Task details: Only a number is wanted: how many lines in the records below contain "this"?

Items:
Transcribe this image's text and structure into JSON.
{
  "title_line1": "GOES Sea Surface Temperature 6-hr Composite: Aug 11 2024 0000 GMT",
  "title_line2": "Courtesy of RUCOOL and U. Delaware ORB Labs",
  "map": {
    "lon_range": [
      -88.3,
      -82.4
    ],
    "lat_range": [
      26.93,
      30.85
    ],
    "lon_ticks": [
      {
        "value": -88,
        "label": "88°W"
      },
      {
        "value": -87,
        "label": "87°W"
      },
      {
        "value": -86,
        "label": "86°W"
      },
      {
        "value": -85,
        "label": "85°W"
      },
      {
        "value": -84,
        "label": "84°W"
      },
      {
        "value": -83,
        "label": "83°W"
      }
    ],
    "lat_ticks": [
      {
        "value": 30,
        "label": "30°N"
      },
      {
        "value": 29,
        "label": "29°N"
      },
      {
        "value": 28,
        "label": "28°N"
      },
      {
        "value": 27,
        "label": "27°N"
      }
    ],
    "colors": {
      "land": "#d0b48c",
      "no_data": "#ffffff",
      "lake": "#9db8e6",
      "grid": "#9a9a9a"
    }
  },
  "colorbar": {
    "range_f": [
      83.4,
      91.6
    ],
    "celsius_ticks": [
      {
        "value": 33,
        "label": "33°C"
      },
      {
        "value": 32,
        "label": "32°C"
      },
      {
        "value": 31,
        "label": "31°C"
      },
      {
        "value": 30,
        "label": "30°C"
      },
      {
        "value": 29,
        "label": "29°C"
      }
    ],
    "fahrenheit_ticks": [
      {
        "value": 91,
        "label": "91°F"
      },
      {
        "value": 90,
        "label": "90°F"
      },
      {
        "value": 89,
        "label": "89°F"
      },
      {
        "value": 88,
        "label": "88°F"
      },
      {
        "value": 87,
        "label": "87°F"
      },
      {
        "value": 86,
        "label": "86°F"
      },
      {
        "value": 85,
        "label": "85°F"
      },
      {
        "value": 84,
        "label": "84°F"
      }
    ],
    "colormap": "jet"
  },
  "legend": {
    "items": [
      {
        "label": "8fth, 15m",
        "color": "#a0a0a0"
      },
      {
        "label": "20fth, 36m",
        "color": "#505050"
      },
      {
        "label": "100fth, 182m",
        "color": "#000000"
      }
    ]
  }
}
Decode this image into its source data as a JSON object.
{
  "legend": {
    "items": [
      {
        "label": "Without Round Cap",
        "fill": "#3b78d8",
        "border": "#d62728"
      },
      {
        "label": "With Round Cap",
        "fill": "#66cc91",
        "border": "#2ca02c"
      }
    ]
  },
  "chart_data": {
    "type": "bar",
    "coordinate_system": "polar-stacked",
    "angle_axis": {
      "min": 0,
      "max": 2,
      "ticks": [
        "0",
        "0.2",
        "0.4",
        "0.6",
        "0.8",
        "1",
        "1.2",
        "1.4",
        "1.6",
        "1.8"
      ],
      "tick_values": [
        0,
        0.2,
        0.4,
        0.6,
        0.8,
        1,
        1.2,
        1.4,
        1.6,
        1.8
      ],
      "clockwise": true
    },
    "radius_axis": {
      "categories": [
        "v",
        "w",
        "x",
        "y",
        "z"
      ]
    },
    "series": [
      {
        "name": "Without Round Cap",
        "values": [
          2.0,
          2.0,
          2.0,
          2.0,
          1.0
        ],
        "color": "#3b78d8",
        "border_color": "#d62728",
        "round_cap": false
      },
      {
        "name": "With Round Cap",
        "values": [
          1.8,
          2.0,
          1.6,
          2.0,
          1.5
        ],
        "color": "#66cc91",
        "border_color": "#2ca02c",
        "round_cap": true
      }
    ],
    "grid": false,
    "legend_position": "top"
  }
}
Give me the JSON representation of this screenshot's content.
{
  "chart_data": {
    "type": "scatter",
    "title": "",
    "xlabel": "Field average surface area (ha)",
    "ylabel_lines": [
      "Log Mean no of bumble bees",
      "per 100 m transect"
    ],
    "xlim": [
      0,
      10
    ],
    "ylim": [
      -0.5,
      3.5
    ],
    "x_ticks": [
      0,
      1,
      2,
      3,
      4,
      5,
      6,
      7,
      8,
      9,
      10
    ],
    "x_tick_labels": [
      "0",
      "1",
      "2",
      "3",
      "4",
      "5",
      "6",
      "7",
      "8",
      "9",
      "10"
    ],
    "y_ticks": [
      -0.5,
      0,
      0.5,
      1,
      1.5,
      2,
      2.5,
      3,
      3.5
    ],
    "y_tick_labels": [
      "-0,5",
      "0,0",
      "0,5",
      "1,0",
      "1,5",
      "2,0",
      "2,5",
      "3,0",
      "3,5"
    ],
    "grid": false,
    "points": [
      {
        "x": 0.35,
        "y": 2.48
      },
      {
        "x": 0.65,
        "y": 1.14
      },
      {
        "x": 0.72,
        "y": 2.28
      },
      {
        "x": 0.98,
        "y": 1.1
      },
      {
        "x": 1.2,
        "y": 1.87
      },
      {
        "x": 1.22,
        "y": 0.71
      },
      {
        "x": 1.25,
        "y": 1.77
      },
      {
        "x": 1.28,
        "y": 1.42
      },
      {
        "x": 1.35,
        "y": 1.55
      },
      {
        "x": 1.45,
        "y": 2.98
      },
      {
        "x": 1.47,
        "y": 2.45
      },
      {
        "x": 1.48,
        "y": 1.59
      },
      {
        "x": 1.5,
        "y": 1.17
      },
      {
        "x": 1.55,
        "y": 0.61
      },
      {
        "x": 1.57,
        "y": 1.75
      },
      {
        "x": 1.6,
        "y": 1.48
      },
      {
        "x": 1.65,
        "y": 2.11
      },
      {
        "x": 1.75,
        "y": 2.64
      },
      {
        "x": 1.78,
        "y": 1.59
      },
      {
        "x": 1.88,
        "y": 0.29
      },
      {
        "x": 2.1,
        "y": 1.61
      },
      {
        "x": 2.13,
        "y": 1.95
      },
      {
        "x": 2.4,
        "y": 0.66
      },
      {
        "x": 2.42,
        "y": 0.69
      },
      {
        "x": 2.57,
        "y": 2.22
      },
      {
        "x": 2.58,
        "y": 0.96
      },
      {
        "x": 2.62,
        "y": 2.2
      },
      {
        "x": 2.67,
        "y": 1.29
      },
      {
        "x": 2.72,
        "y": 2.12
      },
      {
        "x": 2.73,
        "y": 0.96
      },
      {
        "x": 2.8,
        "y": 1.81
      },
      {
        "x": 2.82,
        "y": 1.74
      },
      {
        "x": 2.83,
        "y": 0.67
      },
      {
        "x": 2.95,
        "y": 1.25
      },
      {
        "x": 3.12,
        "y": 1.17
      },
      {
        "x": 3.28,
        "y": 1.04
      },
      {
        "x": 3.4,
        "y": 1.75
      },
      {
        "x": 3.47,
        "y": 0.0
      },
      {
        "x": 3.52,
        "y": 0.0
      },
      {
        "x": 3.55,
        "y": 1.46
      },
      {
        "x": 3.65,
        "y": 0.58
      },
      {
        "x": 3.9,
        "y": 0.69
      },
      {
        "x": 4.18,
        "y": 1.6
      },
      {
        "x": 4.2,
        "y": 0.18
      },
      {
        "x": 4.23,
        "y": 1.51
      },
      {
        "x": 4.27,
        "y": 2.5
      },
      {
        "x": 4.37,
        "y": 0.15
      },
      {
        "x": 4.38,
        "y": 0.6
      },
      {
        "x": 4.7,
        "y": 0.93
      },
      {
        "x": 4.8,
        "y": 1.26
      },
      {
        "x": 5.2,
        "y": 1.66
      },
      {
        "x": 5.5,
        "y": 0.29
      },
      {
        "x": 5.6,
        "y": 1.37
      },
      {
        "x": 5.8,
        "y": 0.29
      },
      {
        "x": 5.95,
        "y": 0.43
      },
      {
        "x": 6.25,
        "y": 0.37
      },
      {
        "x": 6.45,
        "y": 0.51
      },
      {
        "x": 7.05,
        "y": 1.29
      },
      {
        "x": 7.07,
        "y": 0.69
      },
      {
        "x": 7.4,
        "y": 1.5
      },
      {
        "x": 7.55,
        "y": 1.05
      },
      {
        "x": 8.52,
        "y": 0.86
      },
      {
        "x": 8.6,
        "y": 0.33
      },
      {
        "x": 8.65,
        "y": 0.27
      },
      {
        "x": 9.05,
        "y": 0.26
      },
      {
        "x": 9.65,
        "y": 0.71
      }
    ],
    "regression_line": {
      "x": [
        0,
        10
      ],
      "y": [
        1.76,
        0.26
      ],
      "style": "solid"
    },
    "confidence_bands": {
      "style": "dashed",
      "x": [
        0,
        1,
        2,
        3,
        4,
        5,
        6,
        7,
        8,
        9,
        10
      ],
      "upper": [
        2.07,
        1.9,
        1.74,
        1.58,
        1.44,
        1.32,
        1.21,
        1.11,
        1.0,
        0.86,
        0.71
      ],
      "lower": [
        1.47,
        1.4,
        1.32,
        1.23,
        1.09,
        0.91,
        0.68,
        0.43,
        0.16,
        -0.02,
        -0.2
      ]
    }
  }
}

Right answer: 3